_Requirement_
Which lines in the material below contain the word "this"? Copy each of them.

┌─ Supplied entries

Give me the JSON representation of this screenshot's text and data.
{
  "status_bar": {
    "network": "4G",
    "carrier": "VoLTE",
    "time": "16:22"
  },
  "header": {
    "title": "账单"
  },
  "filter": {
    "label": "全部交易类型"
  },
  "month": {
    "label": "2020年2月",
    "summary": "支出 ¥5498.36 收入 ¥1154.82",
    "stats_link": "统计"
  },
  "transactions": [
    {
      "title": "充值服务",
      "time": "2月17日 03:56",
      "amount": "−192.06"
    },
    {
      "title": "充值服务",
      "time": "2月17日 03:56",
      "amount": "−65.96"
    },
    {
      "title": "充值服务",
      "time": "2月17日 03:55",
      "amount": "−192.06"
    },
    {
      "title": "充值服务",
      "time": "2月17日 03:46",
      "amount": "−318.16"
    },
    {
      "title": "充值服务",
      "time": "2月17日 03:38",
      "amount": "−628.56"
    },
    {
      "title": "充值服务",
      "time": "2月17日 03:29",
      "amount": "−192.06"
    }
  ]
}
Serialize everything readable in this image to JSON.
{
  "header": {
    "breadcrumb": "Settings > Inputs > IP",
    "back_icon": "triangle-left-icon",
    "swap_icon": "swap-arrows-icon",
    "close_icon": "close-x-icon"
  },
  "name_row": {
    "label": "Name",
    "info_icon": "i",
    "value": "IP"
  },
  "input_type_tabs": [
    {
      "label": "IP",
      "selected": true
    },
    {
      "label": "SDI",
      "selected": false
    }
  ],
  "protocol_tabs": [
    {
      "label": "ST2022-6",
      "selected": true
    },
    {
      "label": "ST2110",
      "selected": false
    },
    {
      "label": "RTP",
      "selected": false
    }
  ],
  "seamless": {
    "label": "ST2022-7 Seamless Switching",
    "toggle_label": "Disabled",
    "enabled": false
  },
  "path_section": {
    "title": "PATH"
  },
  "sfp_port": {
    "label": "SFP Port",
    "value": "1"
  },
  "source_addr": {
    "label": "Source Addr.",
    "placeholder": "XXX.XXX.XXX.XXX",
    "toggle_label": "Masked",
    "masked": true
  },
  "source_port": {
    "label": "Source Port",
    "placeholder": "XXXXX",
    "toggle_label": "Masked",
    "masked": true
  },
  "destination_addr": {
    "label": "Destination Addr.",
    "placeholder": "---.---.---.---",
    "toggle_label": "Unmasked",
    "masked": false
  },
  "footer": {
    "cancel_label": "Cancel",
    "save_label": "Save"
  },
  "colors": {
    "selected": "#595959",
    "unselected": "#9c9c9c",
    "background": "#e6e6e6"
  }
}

└─

_Final result_
Give me the JSON representation of this screenshot's text and data.
Serialize everything readable in this image to JSON.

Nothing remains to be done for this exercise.